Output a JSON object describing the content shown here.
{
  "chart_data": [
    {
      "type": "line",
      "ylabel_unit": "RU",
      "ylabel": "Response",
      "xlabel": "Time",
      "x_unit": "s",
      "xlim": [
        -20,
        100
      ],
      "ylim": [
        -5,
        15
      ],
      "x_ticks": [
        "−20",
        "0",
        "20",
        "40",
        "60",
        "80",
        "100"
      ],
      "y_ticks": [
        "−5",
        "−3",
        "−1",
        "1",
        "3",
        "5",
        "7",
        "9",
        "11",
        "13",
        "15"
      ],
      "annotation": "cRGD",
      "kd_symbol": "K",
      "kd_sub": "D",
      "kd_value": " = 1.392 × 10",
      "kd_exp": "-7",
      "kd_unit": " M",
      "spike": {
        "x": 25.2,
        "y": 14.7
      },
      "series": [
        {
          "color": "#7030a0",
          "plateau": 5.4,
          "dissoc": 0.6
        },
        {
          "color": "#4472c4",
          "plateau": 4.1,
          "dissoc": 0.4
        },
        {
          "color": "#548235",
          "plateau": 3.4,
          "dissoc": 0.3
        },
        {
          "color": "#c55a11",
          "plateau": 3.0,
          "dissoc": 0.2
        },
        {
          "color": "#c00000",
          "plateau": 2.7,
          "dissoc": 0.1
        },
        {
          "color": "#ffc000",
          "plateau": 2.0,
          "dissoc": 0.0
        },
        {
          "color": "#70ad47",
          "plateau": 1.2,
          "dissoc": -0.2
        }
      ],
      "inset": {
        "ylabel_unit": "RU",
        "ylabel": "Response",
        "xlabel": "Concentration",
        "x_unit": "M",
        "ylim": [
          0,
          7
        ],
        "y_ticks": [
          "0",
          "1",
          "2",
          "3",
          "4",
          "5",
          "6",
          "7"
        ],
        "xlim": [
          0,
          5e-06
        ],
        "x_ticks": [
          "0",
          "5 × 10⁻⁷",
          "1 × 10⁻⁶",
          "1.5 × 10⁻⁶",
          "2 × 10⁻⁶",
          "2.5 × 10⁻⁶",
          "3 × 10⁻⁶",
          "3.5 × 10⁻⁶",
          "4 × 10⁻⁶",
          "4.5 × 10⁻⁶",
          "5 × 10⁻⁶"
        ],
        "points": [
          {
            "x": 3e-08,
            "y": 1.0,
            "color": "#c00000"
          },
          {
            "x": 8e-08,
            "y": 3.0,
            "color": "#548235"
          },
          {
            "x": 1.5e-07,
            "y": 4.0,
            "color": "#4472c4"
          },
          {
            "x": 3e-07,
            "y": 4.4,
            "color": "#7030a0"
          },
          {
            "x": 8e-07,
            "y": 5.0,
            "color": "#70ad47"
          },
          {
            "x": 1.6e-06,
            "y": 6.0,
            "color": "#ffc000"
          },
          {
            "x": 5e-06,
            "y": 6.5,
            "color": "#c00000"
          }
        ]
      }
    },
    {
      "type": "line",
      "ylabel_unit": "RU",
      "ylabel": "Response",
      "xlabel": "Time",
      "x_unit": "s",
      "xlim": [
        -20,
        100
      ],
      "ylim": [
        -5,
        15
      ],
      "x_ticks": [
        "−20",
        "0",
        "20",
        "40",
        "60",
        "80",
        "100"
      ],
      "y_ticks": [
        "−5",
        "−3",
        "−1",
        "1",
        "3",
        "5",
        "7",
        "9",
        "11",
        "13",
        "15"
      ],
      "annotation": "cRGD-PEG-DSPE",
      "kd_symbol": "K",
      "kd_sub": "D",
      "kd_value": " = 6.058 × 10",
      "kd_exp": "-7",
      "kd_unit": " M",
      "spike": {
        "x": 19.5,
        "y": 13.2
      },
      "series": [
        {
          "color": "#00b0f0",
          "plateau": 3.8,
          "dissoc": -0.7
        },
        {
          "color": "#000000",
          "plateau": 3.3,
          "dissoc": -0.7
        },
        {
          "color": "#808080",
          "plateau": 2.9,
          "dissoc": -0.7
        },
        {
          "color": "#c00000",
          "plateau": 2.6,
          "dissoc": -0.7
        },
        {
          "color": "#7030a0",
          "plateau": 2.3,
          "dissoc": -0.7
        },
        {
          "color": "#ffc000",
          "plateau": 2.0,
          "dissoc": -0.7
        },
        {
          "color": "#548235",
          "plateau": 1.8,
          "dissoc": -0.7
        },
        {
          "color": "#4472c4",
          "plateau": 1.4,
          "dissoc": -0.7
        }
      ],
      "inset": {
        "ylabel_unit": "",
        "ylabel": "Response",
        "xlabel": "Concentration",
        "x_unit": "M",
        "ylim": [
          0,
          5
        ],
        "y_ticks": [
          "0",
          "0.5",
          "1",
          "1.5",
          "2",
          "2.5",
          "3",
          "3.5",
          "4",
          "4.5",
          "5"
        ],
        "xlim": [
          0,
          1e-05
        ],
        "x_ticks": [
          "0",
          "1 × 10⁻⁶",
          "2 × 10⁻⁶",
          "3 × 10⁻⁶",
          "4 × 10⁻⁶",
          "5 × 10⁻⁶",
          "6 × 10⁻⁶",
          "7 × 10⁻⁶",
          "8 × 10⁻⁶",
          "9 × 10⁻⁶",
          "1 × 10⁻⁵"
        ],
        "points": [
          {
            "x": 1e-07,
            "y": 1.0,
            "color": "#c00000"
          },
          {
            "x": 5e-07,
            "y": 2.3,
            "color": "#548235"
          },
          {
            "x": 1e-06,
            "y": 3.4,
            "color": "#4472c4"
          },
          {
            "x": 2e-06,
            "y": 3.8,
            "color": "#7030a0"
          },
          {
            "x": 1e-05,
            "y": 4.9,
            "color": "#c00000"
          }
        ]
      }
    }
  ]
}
########################################
**DIRECTIVE**
Transcribe the material above word for word.

**OUTPUT FOR THIS EXERCISE**
Output a JSON object describing the content shown here.
{
  "chart_data": [
    {
      "type": "line",
      "ylabel_unit": "RU",
      "ylabel": "Response",
      "xlabel": "Time",
      "x_unit": "s",
      "xlim": [
        -20,
        100
      ],
      "ylim": [
        -5,
        15
      ],
      "x_ticks": [
        "−20",
        "0",
        "20",
        "40",
        "60",
        "80",
        "100"
      ],
      "y_ticks": [
        "−5",
        "−3",
        "−1",
        "1",
        "3",
        "5",
        "7",
        "9",
        "11",
        "13",
        "15"
      ],
      "annotation": "cRGD",
      "kd_symbol": "K",
      "kd_sub": "D",
      "kd_value": " = 1.392 × 10",
      "kd_exp": "-7",
      "kd_unit": " M",
      "spike": {
        "x": 25.2,
        "y": 14.7
      },
      "series": [
        {
          "color": "#7030a0",
          "plateau": 5.4,
          "dissoc": 0.6
        },
        {
          "color": "#4472c4",
          "plateau": 4.1,
          "dissoc": 0.4
        },
        {
          "color": "#548235",
          "plateau": 3.4,
          "dissoc": 0.3
        },
        {
          "color": "#c55a11",
          "plateau": 3.0,
          "dissoc": 0.2
        },
        {
          "color": "#c00000",
          "plateau": 2.7,
          "dissoc": 0.1
        },
        {
          "color": "#ffc000",
          "plateau": 2.0,
          "dissoc": 0.0
        },
        {
          "color": "#70ad47",
          "plateau": 1.2,
          "dissoc": -0.2
        }
      ],
      "inset": {
        "ylabel_unit": "RU",
        "ylabel": "Response",
        "xlabel": "Concentration",
        "x_unit": "M",
        "ylim": [
          0,
          7
        ],
        "y_ticks": [
          "0",
          "1",
          "2",
          "3",
          "4",
          "5",
          "6",
          "7"
        ],
        "xlim": [
          0,
          5e-06
        ],
        "x_ticks": [
          "0",
          "5 × 10⁻⁷",
          "1 × 10⁻⁶",
          "1.5 × 10⁻⁶",
          "2 × 10⁻⁶",
          "2.5 × 10⁻⁶",
          "3 × 10⁻⁶",
          "3.5 × 10⁻⁶",
          "4 × 10⁻⁶",
          "4.5 × 10⁻⁶",
          "5 × 10⁻⁶"
        ],
        "points": [
          {
            "x": 3e-08,
            "y": 1.0,
            "color": "#c00000"
          },
          {
            "x": 8e-08,
            "y": 3.0,
            "color": "#548235"
          },
          {
            "x": 1.5e-07,
            "y": 4.0,
            "color": "#4472c4"
          },
          {
            "x": 3e-07,
            "y": 4.4,
            "color": "#7030a0"
          },
          {
            "x": 8e-07,
            "y": 5.0,
            "color": "#70ad47"
          },
          {
            "x": 1.6e-06,
            "y": 6.0,
            "color": "#ffc000"
          },
          {
            "x": 5e-06,
            "y": 6.5,
            "color": "#c00000"
          }
        ]
      }
    },
    {
      "type": "line",
      "ylabel_unit": "RU",
      "ylabel": "Response",
      "xlabel": "Time",
      "x_unit": "s",
      "xlim": [
        -20,
        100
      ],
      "ylim": [
        -5,
        15
      ],
      "x_ticks": [
        "−20",
        "0",
        "20",
        "40",
        "60",
        "80",
        "100"
      ],
      "y_ticks": [
        "−5",
        "−3",
        "−1",
        "1",
        "3",
        "5",
        "7",
        "9",
        "11",
        "13",
        "15"
      ],
      "annotation": "cRGD-PEG-DSPE",
      "kd_symbol": "K",
      "kd_sub": "D",
      "kd_value": " = 6.058 × 10",
      "kd_exp": "-7",
      "kd_unit": " M",
      "spike": {
        "x": 19.5,
        "y": 13.2
      },
      "series": [
        {
          "color": "#00b0f0",
          "plateau": 3.8,
          "dissoc": -0.7
        },
        {
          "color": "#000000",
          "plateau": 3.3,
          "dissoc": -0.7
        },
        {
          "color": "#808080",
          "plateau": 2.9,
          "dissoc": -0.7
        },
        {
          "color": "#c00000",
          "plateau": 2.6,
          "dissoc": -0.7
        },
        {
          "color": "#7030a0",
          "plateau": 2.3,
          "dissoc": -0.7
        },
        {
          "color": "#ffc000",
          "plateau": 2.0,
          "dissoc": -0.7
        },
        {
          "color": "#548235",
          "plateau": 1.8,
          "dissoc": -0.7
        },
        {
          "color": "#4472c4",
          "plateau": 1.4,
          "dissoc": -0.7
        }
      ],
      "inset": {
        "ylabel_unit": "",
        "ylabel": "Response",
        "xlabel": "Concentration",
        "x_unit": "M",
        "ylim": [
          0,
          5
        ],
        "y_ticks": [
          "0",
          "0.5",
          "1",
          "1.5",
          "2",
          "2.5",
          "3",
          "3.5",
          "4",
          "4.5",
          "5"
        ],
        "xlim": [
          0,
          1e-05
        ],
        "x_ticks": [
          "0",
          "1 × 10⁻⁶",
          "2 × 10⁻⁶",
          "3 × 10⁻⁶",
          "4 × 10⁻⁶",
          "5 × 10⁻⁶",
          "6 × 10⁻⁶",
          "7 × 10⁻⁶",
          "8 × 10⁻⁶",
          "9 × 10⁻⁶",
          "1 × 10⁻⁵"
        ],
        "points": [
          {
            "x": 1e-07,
            "y": 1.0,
            "color": "#c00000"
          },
          {
            "x": 5e-07,
            "y": 2.3,
            "color": "#548235"
          },
          {
            "x": 1e-06,
            "y": 3.4,
            "color": "#4472c4"
          },
          {
            "x": 2e-06,
            "y": 3.8,
            "color": "#7030a0"
          },
          {
            "x": 1e-05,
            "y": 4.9,
            "color": "#c00000"
          }
        ]
      }
    }
  ]
}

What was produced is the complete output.